#### SELECTED EXCERPT
Organic material like autologous fat or chondrocytes was proposed but early abandoned because of their inefficacy, probably due to reabsorption. More successful was the use of X-linked bovine collagen that gave variable results, better in the exstrophy–epispadias group than in neuropathic bladders. Bomalski et al. reported a 22 % cure rate of incontinence with another 54 % improved in 40 children followed for a mean of 4.5 years [35]. Concern exists about long-term degradation of collagen with progressive worsening of continence.

Synthetic materials in use nowadays include polydimethylsiloxane (Macroplastique®) and dextranomer/hyaluronic acid copolymer (Deflux®). Macroplastique is composed of particulate silicone; Guys et al. [36] have reported a continence rate of 33 % and improvement of 14 % after one or more injections of this substance in 49 children affected by neurogenic bladder. Some concerns have been recently raised because of possible migration of smaller particles [37].

Deflux is widely used for treatment of vesicoureteral reflux; Lottman et al. [38] have reported a 50 % success rate (cure or substantial improvement) in children affected by severe urinary incontinence.

Injection is generally performed transurethrally, using a cystoscope with a 5 Fr. working channel; the bulking substance is administered in two or more sites at the bladder neck until a good mucosal apposition is observed. Any further instrumentation or catheterization of the urethra should be avoided in the following days in order to avoid dislocation or extrusion of the injected substance.

The injection can be performed also in an antegrade fashion; this is particularly useful when the bladder neck has already undergone prior surgery and identification of the proper injection site is difficult. Antegrade vision of the bladder neck helps in a more accurate placement of bulking material.

In our experience the use of injectable material for continence has proved helpful to gain additional continence after a partially successful urethral lengthening procedure, but it has proven useless as a single procedure in case of structural bladder neck incompetence.

7 Conclusions

Treatment of structural urinary incontinence in children remains very challenging, and surgery should be offered to the patients only if all the available medical options have failed. Patients and their families must be very motivated and psychologically ready to face less than perfect results. The percentage of failures, reoperations, and complications must be stated clearly and honestly to give the patient and family the possibility of giving a really informed consent. If augmentation is planned together with a continence procedure, it must be explained very clearly that the patient will never void normally in the future and he or she will be bound to intermittent catheterization for the rest of his/her life. These patients and their families need a long-lasting emotional support.

#### REQUIRED ACTION 1
According to the excerpt on injectable bulking agents, why should the urethra not be instrumented or catheterized in the days after a transurethral injection?
#### REQUIRED ACTION 2
In the excerpt on injectable bulking agents, what continence rate did Guys et al. report with Macroplastique in children with neurogenic bladder?

[Dataset entries]

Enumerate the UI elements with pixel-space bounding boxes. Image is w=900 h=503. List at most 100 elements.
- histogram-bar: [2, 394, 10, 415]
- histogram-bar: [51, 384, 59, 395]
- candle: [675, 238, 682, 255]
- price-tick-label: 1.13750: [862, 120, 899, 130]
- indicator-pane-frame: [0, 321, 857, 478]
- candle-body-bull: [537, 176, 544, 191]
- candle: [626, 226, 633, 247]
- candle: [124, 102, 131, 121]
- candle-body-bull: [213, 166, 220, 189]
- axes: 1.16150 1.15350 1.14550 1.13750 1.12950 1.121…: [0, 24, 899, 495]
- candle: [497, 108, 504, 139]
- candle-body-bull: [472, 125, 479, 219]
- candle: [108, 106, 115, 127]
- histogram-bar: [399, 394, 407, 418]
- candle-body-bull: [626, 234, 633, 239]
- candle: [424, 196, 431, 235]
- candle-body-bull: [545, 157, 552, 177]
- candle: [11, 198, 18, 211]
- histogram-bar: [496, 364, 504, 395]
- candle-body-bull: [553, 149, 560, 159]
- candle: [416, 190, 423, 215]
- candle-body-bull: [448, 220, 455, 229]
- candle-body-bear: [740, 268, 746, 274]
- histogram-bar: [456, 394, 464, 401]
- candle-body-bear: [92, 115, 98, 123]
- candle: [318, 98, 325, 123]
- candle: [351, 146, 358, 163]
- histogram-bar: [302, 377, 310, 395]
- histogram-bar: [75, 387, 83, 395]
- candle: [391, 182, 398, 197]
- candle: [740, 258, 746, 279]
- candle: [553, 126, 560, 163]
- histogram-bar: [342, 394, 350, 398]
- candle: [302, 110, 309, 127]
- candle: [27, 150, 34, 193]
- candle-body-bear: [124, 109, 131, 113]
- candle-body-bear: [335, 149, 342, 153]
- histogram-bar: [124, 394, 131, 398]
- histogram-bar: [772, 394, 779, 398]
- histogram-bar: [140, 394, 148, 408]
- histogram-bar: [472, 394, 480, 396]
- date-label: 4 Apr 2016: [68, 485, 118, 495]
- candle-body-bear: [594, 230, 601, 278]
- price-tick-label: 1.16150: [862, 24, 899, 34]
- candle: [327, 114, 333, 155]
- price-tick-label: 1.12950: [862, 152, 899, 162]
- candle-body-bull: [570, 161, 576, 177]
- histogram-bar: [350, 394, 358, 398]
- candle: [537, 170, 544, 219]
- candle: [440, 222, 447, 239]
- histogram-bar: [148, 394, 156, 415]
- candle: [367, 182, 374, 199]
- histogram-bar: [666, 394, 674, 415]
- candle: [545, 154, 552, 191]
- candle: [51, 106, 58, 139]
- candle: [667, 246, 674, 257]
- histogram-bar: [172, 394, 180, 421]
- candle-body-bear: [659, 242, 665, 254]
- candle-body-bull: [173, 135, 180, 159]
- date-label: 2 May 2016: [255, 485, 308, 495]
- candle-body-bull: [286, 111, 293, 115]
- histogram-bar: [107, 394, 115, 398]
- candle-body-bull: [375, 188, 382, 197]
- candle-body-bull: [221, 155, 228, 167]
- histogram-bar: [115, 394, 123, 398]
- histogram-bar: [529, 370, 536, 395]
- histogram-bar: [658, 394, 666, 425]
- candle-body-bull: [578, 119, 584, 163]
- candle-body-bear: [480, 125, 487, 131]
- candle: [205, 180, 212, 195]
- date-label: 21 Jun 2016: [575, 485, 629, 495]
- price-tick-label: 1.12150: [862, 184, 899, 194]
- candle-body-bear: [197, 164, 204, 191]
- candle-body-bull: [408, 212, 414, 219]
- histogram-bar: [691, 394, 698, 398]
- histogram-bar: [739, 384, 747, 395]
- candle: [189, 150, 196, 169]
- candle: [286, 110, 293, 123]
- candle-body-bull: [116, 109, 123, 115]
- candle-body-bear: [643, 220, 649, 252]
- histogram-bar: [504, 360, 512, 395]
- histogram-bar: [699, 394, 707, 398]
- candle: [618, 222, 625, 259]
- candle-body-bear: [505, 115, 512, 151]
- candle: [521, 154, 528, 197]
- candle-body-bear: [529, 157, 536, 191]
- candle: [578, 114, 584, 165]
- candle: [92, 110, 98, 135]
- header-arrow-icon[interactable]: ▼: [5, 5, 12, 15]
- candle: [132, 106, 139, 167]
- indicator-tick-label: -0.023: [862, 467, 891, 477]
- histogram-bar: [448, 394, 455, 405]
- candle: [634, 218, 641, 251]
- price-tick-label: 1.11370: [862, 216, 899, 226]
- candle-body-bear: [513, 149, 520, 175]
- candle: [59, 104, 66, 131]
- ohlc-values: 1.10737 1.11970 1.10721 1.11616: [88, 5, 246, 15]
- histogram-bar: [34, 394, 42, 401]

#### RESULT 1
Further instrumentation or catheterization of the urethra could dislocate or extrude the injected bulking substance. Avoiding it keeps the material in place at the bladder neck.

#### RESULT 2
They reported a 33 % continence rate, plus 14 % improvement, in 49 children.